ELIZABETH MARTICHOUX
La prohibition, la prohibition est un échec, cette politique-là elle ne permet pas d'éradiquer le trafic contre la drogue. Ça ne vous ébranle pas, et ça ne trouble pas le président de la République ?

MARLENE SCHIAPPA
Non, d'abord je ne partage pas, alors, d'abord je suis désolée de revenir sur ce sujet, parce que je vais vous dire les choses honnêtement, à chaque fois que j'explique que je suis contre la légalisation du cannabis, je suis ensuite harcelée de messages de gens qui me disent : tu te prétends de gauche et tu es contre la consommation de cannabis…

ELIZABETH MARTICHOUX
Et vous êtes ringarde, c'est ça ?
--------------------------------
• Tâches à réaliser:
(A) Traduisez en anglais cette phrase de l'entretien : « Ça ne vous ébranle pas, et ça ne trouble pas le président de la République ? »
(B) Indiquez, s'il vous plaît, si chacun des énoncés suivants concorde avec l'entretien, en citant les mots décisifs. (i) Elizabeth Martichoux qualifie la prohibition d'échec. (ii) Marlene Schiappa se dit favorable à la légalisation du cannabis. (iii) Marlene Schiappa affirme recevoir des messages après avoir expliqué sa position.

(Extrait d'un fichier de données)
--------------------------------
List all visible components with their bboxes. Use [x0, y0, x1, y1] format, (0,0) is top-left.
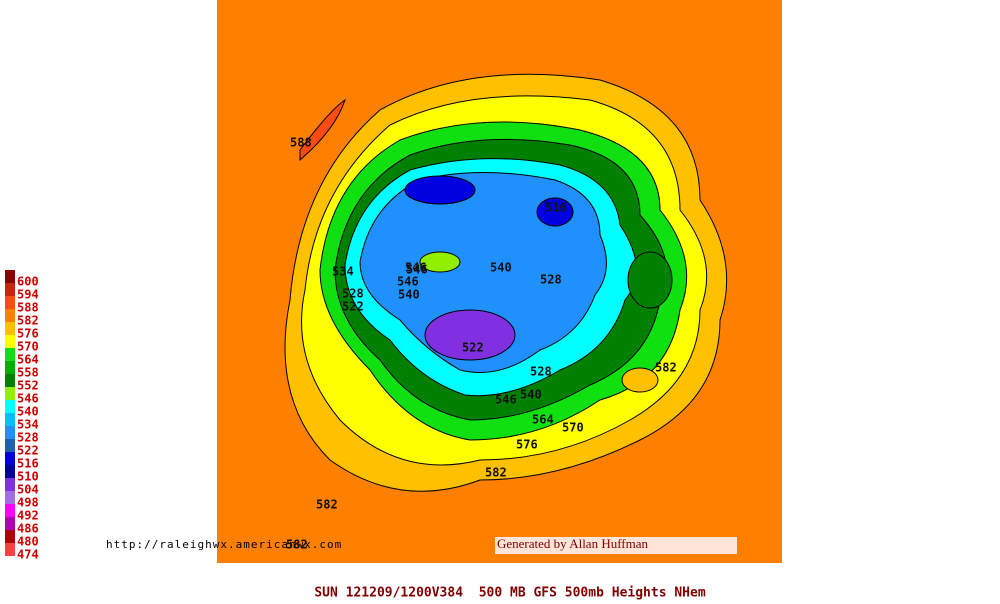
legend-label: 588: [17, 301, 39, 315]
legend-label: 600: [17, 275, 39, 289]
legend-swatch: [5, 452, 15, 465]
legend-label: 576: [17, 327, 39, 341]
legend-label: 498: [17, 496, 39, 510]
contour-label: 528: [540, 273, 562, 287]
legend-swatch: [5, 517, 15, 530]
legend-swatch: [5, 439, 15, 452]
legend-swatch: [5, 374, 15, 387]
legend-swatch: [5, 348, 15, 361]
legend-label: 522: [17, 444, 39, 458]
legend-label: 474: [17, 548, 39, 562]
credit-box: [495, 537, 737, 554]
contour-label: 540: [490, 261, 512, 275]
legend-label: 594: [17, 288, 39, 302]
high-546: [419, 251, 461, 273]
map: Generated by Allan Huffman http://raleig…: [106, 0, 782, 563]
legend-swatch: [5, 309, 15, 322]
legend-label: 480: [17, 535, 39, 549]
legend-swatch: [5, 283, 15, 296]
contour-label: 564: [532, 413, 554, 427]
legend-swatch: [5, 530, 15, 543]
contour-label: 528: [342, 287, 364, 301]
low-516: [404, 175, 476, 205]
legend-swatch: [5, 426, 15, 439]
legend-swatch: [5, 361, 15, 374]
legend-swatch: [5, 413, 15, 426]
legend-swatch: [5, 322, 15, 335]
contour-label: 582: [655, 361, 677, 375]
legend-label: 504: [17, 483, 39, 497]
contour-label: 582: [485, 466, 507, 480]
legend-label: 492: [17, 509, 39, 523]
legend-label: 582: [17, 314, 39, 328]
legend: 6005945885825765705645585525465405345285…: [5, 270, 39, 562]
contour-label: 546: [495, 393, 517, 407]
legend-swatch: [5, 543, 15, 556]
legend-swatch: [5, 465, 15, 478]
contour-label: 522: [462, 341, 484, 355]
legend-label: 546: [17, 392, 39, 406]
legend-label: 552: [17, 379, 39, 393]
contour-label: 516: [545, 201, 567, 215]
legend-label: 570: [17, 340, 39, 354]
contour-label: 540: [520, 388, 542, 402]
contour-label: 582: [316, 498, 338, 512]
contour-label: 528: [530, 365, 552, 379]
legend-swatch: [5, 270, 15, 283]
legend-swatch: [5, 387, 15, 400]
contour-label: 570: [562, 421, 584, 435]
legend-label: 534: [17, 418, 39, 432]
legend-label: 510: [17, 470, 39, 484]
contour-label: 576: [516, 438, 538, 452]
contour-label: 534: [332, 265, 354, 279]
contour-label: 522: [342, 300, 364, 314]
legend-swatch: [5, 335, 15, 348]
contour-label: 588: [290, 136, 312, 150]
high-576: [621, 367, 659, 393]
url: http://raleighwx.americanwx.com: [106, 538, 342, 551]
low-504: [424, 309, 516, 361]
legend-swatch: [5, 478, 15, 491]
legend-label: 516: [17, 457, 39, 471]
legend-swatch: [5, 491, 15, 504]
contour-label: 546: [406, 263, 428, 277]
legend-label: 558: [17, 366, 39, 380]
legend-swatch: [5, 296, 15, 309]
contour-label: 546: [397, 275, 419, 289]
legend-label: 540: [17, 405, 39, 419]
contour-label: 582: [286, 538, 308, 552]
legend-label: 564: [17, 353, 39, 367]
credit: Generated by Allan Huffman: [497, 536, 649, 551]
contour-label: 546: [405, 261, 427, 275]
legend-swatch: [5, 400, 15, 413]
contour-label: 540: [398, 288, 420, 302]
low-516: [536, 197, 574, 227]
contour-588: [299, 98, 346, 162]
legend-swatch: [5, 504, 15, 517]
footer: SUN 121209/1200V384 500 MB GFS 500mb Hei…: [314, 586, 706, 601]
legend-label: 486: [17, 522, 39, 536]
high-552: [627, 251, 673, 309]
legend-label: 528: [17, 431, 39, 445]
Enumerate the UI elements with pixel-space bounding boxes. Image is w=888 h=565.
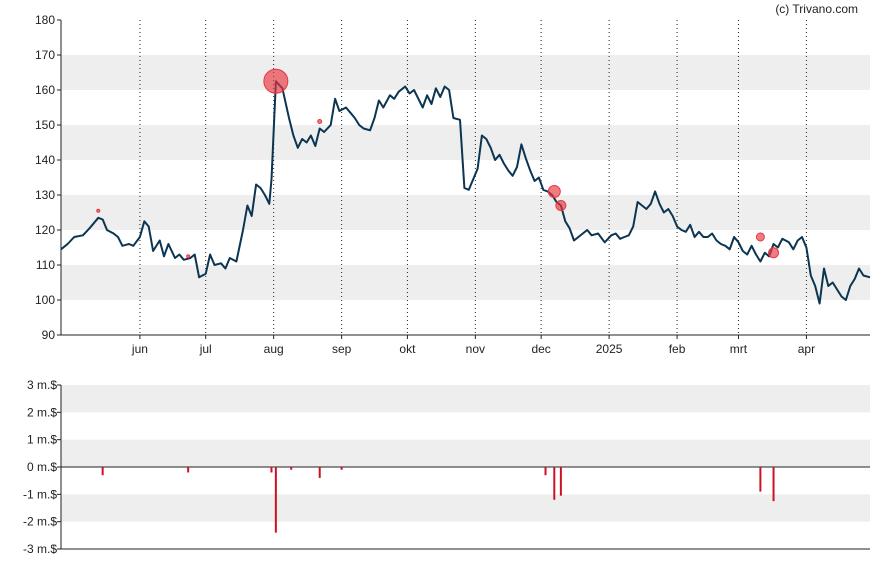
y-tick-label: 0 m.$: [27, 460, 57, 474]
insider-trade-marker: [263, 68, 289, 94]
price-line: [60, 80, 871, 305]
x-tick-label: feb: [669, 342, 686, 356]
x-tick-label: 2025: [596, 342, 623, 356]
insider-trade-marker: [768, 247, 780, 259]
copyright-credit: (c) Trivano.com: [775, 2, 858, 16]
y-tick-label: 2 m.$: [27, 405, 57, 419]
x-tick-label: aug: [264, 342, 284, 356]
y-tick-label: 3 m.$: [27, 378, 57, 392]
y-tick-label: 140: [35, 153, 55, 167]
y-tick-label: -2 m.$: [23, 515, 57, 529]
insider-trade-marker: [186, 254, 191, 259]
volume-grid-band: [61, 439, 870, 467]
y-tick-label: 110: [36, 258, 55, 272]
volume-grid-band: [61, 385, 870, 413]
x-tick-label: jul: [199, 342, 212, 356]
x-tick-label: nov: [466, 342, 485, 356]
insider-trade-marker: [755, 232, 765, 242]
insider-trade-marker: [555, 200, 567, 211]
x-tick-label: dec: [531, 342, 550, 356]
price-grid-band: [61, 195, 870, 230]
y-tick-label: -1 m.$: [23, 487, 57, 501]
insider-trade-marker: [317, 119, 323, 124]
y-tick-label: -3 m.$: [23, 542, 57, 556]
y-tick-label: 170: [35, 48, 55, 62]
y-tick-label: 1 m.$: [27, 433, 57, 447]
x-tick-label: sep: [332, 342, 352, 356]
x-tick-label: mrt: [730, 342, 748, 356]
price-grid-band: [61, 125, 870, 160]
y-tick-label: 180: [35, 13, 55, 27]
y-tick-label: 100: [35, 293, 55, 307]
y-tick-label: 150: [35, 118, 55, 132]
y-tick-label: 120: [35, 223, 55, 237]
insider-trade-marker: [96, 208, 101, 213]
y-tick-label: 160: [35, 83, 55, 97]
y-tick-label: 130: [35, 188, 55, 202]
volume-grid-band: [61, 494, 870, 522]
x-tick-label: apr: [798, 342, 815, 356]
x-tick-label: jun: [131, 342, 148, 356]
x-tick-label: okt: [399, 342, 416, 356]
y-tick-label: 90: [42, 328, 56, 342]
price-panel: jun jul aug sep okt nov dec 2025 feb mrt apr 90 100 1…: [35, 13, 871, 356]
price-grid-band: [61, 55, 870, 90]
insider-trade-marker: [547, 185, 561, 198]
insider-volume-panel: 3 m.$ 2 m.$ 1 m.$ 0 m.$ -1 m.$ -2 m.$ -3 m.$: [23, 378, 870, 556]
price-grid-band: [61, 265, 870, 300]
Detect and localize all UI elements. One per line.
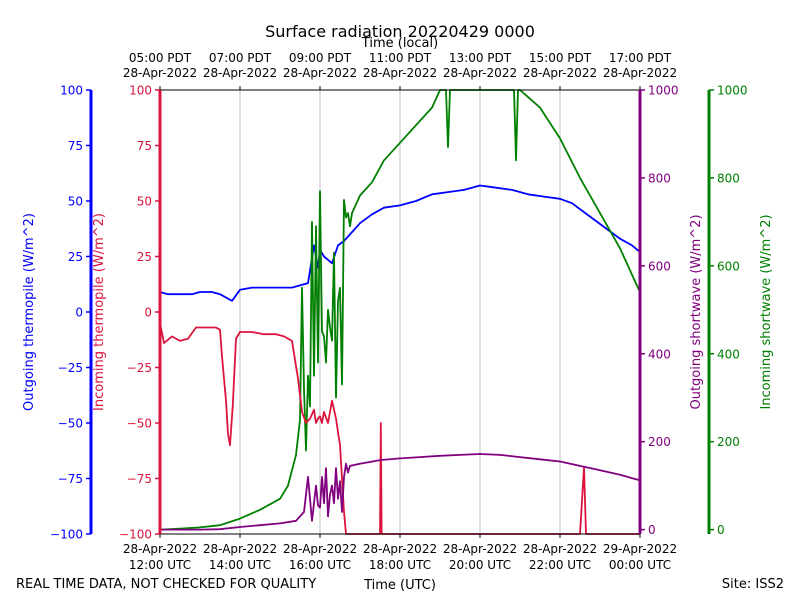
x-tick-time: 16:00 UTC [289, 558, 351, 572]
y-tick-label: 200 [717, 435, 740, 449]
--------------------------------
• Réponses aux exercices:
(A) That doesn't shake you, and it doesn't trouble the President of the Republic?

(B)
(i) Oui : « La prohibition, la prohibition est un échec ».
(ii) Non : « je suis contre la légalisation du cannabis ».
(iii) Oui : « je suis ensuite harcelée de messages ».